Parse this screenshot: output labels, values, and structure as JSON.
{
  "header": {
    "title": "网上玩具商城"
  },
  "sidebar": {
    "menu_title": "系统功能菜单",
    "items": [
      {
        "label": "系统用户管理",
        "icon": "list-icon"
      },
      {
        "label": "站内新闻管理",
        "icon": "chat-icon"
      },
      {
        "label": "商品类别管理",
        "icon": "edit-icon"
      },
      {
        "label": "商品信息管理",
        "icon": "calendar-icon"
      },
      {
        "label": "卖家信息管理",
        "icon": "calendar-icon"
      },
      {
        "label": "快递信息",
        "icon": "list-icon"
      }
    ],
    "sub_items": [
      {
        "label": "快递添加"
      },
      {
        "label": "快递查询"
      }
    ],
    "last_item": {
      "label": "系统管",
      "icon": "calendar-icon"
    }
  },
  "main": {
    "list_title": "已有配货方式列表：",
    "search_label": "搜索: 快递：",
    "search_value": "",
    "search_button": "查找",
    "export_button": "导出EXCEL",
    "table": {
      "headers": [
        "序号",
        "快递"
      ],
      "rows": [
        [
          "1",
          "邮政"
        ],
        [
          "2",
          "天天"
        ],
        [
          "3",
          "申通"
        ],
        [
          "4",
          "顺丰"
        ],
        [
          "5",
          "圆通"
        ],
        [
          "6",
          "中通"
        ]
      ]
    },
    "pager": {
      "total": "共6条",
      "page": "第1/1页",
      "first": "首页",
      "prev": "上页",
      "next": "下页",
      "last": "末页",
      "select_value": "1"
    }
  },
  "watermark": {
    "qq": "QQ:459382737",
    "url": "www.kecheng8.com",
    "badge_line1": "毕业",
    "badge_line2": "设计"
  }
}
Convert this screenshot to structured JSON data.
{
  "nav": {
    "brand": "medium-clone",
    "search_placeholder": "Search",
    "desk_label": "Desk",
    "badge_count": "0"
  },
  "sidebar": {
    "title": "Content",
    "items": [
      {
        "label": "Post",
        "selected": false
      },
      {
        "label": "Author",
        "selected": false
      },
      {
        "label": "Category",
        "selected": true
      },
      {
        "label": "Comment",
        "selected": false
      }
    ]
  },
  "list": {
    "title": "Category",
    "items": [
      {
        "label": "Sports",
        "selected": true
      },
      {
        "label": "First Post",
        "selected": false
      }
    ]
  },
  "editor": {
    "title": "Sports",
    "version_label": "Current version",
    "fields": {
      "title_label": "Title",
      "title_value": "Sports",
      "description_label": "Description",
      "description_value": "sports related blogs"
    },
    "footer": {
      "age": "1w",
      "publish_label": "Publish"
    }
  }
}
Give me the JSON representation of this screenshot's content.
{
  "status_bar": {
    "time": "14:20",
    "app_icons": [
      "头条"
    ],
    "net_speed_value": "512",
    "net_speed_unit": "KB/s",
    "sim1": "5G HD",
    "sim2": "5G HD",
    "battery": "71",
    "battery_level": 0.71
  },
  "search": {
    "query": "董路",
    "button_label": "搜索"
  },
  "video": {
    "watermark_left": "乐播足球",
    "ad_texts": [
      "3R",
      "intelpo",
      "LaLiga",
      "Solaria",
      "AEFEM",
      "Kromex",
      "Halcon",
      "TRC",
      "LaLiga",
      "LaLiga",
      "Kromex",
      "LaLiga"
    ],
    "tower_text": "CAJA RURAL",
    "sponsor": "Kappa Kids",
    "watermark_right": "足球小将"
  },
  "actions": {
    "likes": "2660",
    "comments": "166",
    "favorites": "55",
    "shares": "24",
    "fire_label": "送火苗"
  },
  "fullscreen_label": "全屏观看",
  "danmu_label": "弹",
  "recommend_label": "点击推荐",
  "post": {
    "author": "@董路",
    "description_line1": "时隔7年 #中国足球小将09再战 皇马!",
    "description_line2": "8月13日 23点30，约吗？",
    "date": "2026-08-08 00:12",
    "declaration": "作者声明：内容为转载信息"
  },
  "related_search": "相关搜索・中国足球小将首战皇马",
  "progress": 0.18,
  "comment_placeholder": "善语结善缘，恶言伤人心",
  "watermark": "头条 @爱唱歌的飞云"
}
================================
_Instructions for the task:_
Output each record exactly, leaving nothing out.

_Task result:_
Parse this screenshot: output labels, values, and structure as JSON.
{
  "header": {
    "title": "网上玩具商城"
  },
  "sidebar": {
    "menu_title": "系统功能菜单",
    "items": [
      {
        "label": "系统用户管理",
        "icon": "list-icon"
      },
      {
        "label": "站内新闻管理",
        "icon": "chat-icon"
      },
      {
        "label": "商品类别管理",
        "icon": "edit-icon"
      },
      {
        "label": "商品信息管理",
        "icon": "calendar-icon"
      },
      {
        "label": "卖家信息管理",
        "icon": "calendar-icon"
      },
      {
        "label": "快递信息",
        "icon": "list-icon"
      }
    ],
    "sub_items": [
      {
        "label": "快递添加"
      },
      {
        "label": "快递查询"
      }
    ],
    "last_item": {
      "label": "系统管",
      "icon": "calendar-icon"
    }
  },
  "main": {
    "list_title": "已有配货方式列表：",
    "search_label": "搜索: 快递：",
    "search_value": "",
    "search_button": "查找",
    "export_button": "导出EXCEL",
    "table": {
      "headers": [
        "序号",
        "快递"
      ],
      "rows": [
        [
          "1",
          "邮政"
        ],
        [
          "2",
          "天天"
        ],
        [
          "3",
          "申通"
        ],
        [
          "4",
          "顺丰"
        ],
        [
          "5",
          "圆通"
        ],
        [
          "6",
          "中通"
        ]
      ]
    },
    "pager": {
      "total": "共6条",
      "page": "第1/1页",
      "first": "首页",
      "prev": "上页",
      "next": "下页",
      "last": "末页",
      "select_value": "1"
    }
  },
  "watermark": {
    "qq": "QQ:459382737",
    "url": "www.kecheng8.com",
    "badge_line1": "毕业",
    "badge_line2": "设计"
  }
}
Convert this screenshot to structured JSON data.
{
  "nav": {
    "brand": "medium-clone",
    "search_placeholder": "Search",
    "desk_label": "Desk",
    "badge_count": "0"
  },
  "sidebar": {
    "title": "Content",
    "items": [
      {
        "label": "Post",
        "selected": false
      },
      {
        "label": "Author",
        "selected": false
      },
      {
        "label": "Category",
        "selected": true
      },
      {
        "label": "Comment",
        "selected": false
      }
    ]
  },
  "list": {
    "title": "Category",
    "items": [
      {
        "label": "Sports",
        "selected": true
      },
      {
        "label": "First Post",
        "selected": false
      }
    ]
  },
  "editor": {
    "title": "Sports",
    "version_label": "Current version",
    "fields": {
      "title_label": "Title",
      "title_value": "Sports",
      "description_label": "Description",
      "description_value": "sports related blogs"
    },
    "footer": {
      "age": "1w",
      "publish_label": "Publish"
    }
  }
}
Give me the JSON representation of this screenshot's content.
{
  "status_bar": {
    "time": "14:20",
    "app_icons": [
      "头条"
    ],
    "net_speed_value": "512",
    "net_speed_unit": "KB/s",
    "sim1": "5G HD",
    "sim2": "5G HD",
    "battery": "71",
    "battery_level": 0.71
  },
  "search": {
    "query": "董路",
    "button_label": "搜索"
  },
  "video": {
    "watermark_left": "乐播足球",
    "ad_texts": [
      "3R",
      "intelpo",
      "LaLiga",
      "Solaria",
      "AEFEM",
      "Kromex",
      "Halcon",
      "TRC",
      "LaLiga",
      "LaLiga",
      "Kromex",
      "LaLiga"
    ],
    "tower_text": "CAJA RURAL",
    "sponsor": "Kappa Kids",
    "watermark_right": "足球小将"
  },
  "actions": {
    "likes": "2660",
    "comments": "166",
    "favorites": "55",
    "shares": "24",
    "fire_label": "送火苗"
  },
  "fullscreen_label": "全屏观看",
  "danmu_label": "弹",
  "recommend_label": "点击推荐",
  "post": {
    "author": "@董路",
    "description_line1": "时隔7年 #中国足球小将09再战 皇马!",
    "description_line2": "8月13日 23点30，约吗？",
    "date": "2026-08-08 00:12",
    "declaration": "作者声明：内容为转载信息"
  },
  "related_search": "相关搜索・中国足球小将首战皇马",
  "progress": 0.18,
  "comment_placeholder": "善语结善缘，恶言伤人心",
  "watermark": "头条 @爱唱歌的飞云"
}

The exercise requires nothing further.